- Exercises to complete
a) Reproduce the stretch of the Belinda Wright profile from "Belinda Wright is" through "her dynamic parents.".
b) Carry on the Belinda Wright profile from its last sentence onward.

- Text segment
Belinda Wright is the founder of Wildlife Protection Society of India, a New Delhi-based organisation working on issues of wildlife protection and wildlife law enforcement. She spoke with Rainmaker about her childhood that was spent in the company of animals, and her dynamic parents.

"I was born in Calcutta and I had an absolutely fantastic childhood. I was sort of curious and I loved going to the bazaars and the streets of north Calcutta. Every single moment my parents could get away, we went to the jungles. I had a very exotic and wonderful time. I heard tigers roaring from a very early age. I was apparently conceived in the jungle, and when I was three months old, I had my first trip. My mother was a very prominent conservationist. They were originally hunters even though people find that very hard to believe these days."

Ms. Wright's father, Robert Hamilton Wright, was a businessman. He was also born in Calcutta, and he was six or seven ("tiny!") when he was sent to England to boarding school. "Because the distances were so much, he did not visit England as often as I did. He was in Cambridge when the war broke out, and then he came back to India and became a businessman. As Independence had happened, he became a boxwallah. He did all the wrong things for this day and age - he was in mining and engineering, and he headed a British company and later bought his own company with other partners. My mother was a good housewife, and playing tennis, and whatever else they did."

In 1968, the whole family was turned upside down by a famine in Bihar. The Wright family had some property and tented camps there and Ms. Wright's mother, Anne Wright mother got completely absorbed by that. She went around gathering volunteers and vehicles, and raising funds from all the companies in Calcutta, and set off on an "amazing convoy".

Document layout detection data:
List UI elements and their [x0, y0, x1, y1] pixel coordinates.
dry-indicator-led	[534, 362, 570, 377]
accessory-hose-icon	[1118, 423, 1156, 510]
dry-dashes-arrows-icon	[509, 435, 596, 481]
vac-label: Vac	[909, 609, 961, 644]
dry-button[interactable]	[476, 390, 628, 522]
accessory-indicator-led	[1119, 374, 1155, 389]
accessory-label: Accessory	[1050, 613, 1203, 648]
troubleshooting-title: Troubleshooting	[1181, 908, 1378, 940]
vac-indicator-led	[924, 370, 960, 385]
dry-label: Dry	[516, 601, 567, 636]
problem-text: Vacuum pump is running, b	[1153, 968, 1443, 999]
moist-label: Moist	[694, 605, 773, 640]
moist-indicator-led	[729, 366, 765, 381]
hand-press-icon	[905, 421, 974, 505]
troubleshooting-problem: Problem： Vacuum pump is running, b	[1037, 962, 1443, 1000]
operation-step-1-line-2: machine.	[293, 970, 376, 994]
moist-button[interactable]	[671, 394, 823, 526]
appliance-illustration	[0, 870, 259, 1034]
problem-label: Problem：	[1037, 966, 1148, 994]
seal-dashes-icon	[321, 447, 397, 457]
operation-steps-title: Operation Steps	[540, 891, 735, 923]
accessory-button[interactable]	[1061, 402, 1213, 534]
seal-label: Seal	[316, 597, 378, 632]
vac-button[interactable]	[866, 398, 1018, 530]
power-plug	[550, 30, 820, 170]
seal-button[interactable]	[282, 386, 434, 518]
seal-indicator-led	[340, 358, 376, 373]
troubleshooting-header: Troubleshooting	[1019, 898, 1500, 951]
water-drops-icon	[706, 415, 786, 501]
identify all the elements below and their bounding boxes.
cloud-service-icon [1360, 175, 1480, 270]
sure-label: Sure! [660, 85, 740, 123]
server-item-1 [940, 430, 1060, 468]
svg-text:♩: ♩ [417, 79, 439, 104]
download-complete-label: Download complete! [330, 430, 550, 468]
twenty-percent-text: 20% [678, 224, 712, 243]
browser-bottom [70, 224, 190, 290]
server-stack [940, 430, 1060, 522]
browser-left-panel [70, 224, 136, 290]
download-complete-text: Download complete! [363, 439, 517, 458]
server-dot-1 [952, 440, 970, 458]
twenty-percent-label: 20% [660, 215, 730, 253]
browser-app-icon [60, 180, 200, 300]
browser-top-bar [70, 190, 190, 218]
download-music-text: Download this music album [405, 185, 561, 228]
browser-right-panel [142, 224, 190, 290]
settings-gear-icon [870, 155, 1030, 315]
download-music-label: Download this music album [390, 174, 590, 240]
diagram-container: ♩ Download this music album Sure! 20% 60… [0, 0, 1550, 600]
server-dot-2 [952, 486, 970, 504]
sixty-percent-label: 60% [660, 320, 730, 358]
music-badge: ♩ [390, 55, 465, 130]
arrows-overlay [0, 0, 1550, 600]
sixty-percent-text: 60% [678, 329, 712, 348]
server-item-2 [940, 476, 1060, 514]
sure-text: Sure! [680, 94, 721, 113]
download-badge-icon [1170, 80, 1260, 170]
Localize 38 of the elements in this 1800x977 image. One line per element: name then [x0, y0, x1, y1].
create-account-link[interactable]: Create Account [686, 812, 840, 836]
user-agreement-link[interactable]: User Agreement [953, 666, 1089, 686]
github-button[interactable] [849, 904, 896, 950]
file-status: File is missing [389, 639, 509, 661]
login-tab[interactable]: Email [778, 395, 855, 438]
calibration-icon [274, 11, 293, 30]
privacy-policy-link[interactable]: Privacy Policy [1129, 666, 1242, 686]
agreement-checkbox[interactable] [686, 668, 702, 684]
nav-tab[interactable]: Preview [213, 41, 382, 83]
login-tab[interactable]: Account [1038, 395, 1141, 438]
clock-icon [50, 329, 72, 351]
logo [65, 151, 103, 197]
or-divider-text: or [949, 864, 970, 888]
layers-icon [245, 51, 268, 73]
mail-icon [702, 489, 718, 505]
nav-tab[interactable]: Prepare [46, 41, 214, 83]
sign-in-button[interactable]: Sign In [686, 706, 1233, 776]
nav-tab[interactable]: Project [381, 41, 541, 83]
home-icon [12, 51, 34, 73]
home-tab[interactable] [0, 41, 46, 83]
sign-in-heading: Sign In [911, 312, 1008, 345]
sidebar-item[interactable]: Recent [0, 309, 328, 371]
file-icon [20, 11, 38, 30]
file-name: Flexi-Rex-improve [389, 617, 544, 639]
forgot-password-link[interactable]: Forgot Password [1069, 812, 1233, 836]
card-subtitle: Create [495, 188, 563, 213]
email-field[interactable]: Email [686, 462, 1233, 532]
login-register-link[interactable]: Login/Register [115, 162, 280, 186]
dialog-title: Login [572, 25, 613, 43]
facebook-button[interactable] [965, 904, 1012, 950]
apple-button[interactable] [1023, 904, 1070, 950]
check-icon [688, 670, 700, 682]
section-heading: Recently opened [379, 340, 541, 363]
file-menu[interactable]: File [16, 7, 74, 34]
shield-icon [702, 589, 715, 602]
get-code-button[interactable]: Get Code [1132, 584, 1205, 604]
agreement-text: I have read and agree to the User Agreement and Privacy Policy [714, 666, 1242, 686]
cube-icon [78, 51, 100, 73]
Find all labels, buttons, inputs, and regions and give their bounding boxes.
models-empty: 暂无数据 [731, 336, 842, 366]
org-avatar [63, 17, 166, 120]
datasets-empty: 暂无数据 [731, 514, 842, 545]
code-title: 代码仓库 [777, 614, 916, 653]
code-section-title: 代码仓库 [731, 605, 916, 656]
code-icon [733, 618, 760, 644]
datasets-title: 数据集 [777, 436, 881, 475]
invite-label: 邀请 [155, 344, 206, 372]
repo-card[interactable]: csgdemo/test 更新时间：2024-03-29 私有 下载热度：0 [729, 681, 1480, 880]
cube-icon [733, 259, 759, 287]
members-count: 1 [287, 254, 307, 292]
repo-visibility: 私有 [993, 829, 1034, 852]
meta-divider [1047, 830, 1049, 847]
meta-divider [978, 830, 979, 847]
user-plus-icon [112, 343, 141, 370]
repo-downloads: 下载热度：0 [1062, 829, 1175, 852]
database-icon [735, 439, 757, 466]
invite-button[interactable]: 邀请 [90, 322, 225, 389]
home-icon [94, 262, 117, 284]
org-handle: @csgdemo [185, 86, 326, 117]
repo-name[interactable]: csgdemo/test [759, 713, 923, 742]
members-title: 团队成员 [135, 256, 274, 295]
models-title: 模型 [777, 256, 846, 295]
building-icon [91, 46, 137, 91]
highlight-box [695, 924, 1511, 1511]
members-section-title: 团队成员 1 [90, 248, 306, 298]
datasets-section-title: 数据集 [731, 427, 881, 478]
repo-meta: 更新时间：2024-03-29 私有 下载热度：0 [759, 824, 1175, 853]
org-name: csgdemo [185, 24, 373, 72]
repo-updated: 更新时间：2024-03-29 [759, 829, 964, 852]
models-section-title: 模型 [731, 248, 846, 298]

- Answers below
a)
Belinda Wright is the founder of Wildlife Protection Society of India, a New Delhi-based organisation working on issues of wildlife protection and wildlife law enforcement. She spoke with Rainmaker about her childhood that was spent in the company of animals, and her dynamic parents.

b)
"She took my dog, which I was furious about. In this incredible drought, her life turned around. Her aim and objective was to help the wildlife because nobody was focusing on that. She was setting explosives to build wells and get the water out. She would then cut big oil drums in half to build water troughs for the animals. The animals would hear these jeeps coming and they would walk out of the forests. She saw leopards drinking with sambar and she said, 'my God, how could I ever touch a gun again'. And of course, there were poachers as well, and she started an anti-poaching thing to protect the animals that were coming out to drink. And this experience set her on a completely new course of her life. She was one of the founders of WWF India, and became a very close friend of Indira Gandhi. I was very young at that time, but I observed all this and it was fascinating and I learnt a lot from those days."

Her childhood, prior to the Wildlife Protection Act, was spent in a house full of animals. She had a white headed wood duck, which was virtually extinct in India. "Years and years ago, some had been sent to Gerald Durrell's place in England and they bred very well. Some of these ducks were shipped back and they ended up in my bathtub. And this was quite a regular occurrence. Eventually they went up to Assam and a breeding colony was started and half of them were released." As a child, her family also kept a tiger when she was "about six or seven". The family also raised a lion and a leopard. "We had a red panda, sarus cranes, and mongooses walking in and out of the house - as did the horse, and we had an elephant, but the elephant was the only thing that we didn't keep in Calcutta."